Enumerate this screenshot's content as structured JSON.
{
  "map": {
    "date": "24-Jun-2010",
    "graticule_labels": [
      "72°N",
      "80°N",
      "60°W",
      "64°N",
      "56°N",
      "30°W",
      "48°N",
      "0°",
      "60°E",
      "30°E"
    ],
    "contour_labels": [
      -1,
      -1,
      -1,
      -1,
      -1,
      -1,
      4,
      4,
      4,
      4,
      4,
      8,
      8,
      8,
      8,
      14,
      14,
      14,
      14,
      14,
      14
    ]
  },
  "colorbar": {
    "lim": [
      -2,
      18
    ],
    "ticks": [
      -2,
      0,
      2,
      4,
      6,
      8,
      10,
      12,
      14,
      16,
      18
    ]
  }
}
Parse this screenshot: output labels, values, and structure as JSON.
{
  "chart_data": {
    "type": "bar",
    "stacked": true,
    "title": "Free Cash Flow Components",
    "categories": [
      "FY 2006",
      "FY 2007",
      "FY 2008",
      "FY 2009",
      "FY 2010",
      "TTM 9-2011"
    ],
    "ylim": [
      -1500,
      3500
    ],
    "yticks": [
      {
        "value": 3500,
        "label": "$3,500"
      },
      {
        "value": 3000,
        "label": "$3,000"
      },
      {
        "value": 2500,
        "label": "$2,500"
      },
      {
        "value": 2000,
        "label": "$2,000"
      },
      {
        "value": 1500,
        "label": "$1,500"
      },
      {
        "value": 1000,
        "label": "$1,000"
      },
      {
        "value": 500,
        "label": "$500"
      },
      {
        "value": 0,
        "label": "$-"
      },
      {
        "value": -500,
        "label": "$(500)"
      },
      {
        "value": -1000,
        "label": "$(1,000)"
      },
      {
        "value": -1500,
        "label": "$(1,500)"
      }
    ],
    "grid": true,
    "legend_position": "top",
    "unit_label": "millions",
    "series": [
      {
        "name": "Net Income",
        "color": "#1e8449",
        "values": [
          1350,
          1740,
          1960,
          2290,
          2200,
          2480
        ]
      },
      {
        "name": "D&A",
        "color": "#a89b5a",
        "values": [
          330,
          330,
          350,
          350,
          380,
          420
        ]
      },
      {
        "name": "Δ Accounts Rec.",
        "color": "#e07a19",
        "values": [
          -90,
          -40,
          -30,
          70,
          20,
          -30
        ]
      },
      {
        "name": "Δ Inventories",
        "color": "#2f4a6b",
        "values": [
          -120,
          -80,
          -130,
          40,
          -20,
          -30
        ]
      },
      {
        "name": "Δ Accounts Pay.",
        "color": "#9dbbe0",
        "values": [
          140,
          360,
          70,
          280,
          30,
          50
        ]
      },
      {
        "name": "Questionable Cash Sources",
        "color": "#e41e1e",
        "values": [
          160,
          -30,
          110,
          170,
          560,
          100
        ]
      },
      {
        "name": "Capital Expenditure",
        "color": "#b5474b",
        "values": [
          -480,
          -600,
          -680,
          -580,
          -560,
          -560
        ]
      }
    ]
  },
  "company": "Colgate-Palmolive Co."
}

--- --- ---

WORK TO COMPLETE
Word for word, write out all of the data above.

OUTPUT
Enumerate this screenshot's content as structured JSON.
{
  "map": {
    "date": "24-Jun-2010",
    "graticule_labels": [
      "72°N",
      "80°N",
      "60°W",
      "64°N",
      "56°N",
      "30°W",
      "48°N",
      "0°",
      "60°E",
      "30°E"
    ],
    "contour_labels": [
      -1,
      -1,
      -1,
      -1,
      -1,
      -1,
      4,
      4,
      4,
      4,
      4,
      8,
      8,
      8,
      8,
      14,
      14,
      14,
      14,
      14,
      14
    ]
  },
  "colorbar": {
    "lim": [
      -2,
      18
    ],
    "ticks": [
      -2,
      0,
      2,
      4,
      6,
      8,
      10,
      12,
      14,
      16,
      18
    ]
  }
}
Parse this screenshot: output labels, values, and structure as JSON.
{
  "chart_data": {
    "type": "bar",
    "stacked": true,
    "title": "Free Cash Flow Components",
    "categories": [
      "FY 2006",
      "FY 2007",
      "FY 2008",
      "FY 2009",
      "FY 2010",
      "TTM 9-2011"
    ],
    "ylim": [
      -1500,
      3500
    ],
    "yticks": [
      {
        "value": 3500,
        "label": "$3,500"
      },
      {
        "value": 3000,
        "label": "$3,000"
      },
      {
        "value": 2500,
        "label": "$2,500"
      },
      {
        "value": 2000,
        "label": "$2,000"
      },
      {
        "value": 1500,
        "label": "$1,500"
      },
      {
        "value": 1000,
        "label": "$1,000"
      },
      {
        "value": 500,
        "label": "$500"
      },
      {
        "value": 0,
        "label": "$-"
      },
      {
        "value": -500,
        "label": "$(500)"
      },
      {
        "value": -1000,
        "label": "$(1,000)"
      },
      {
        "value": -1500,
        "label": "$(1,500)"
      }
    ],
    "grid": true,
    "legend_position": "top",
    "unit_label": "millions",
    "series": [
      {
        "name": "Net Income",
        "color": "#1e8449",
        "values": [
          1350,
          1740,
          1960,
          2290,
          2200,
          2480
        ]
      },
      {
        "name": "D&A",
        "color": "#a89b5a",
        "values": [
          330,
          330,
          350,
          350,
          380,
          420
        ]
      },
      {
        "name": "Δ Accounts Rec.",
        "color": "#e07a19",
        "values": [
          -90,
          -40,
          -30,
          70,
          20,
          -30
        ]
      },
      {
        "name": "Δ Inventories",
        "color": "#2f4a6b",
        "values": [
          -120,
          -80,
          -130,
          40,
          -20,
          -30
        ]
      },
      {
        "name": "Δ Accounts Pay.",
        "color": "#9dbbe0",
        "values": [
          140,
          360,
          70,
          280,
          30,
          50
        ]
      },
      {
        "name": "Questionable Cash Sources",
        "color": "#e41e1e",
        "values": [
          160,
          -30,
          110,
          170,
          560,
          100
        ]
      },
      {
        "name": "Capital Expenditure",
        "color": "#b5474b",
        "values": [
          -480,
          -600,
          -680,
          -580,
          -560,
          -560
        ]
      }
    ]
  },
  "company": "Colgate-Palmolive Co."
}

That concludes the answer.